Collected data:
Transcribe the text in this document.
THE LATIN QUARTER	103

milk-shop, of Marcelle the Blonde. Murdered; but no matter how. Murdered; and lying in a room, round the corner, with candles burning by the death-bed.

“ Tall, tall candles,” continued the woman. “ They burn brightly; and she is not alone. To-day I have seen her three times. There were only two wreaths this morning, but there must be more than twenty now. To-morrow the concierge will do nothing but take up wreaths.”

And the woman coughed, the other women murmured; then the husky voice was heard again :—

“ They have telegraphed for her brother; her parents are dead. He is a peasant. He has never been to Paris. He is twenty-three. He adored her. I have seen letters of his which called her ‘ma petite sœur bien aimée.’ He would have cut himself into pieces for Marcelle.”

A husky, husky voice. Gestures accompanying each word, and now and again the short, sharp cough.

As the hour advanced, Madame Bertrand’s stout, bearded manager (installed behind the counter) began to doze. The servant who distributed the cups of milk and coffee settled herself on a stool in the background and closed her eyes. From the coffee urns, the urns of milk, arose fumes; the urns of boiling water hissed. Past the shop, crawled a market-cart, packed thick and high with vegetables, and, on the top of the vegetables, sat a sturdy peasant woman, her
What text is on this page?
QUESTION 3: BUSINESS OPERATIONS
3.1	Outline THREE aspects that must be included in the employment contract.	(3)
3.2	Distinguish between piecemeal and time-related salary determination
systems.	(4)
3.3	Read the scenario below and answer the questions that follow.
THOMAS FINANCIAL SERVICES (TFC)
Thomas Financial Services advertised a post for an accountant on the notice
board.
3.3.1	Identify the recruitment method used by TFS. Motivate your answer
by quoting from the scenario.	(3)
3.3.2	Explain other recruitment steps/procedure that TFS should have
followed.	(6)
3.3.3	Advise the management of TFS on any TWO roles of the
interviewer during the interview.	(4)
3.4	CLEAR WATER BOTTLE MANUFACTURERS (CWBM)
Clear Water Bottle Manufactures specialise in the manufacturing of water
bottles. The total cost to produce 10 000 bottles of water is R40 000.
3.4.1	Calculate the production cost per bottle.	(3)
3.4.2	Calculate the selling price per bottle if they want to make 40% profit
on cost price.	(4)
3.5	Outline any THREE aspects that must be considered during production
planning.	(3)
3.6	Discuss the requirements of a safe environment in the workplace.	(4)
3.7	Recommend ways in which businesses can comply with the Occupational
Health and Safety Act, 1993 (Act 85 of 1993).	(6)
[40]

> _DIRECTIONS_: Copy each line of the listing that contains the string "again".

> _RESULT_:
And the woman coughed, the other women murmured; then the husky voice was heard again :—
A husky, husky voice. Gestures accompanying each word, and now and again the short, sharp cough.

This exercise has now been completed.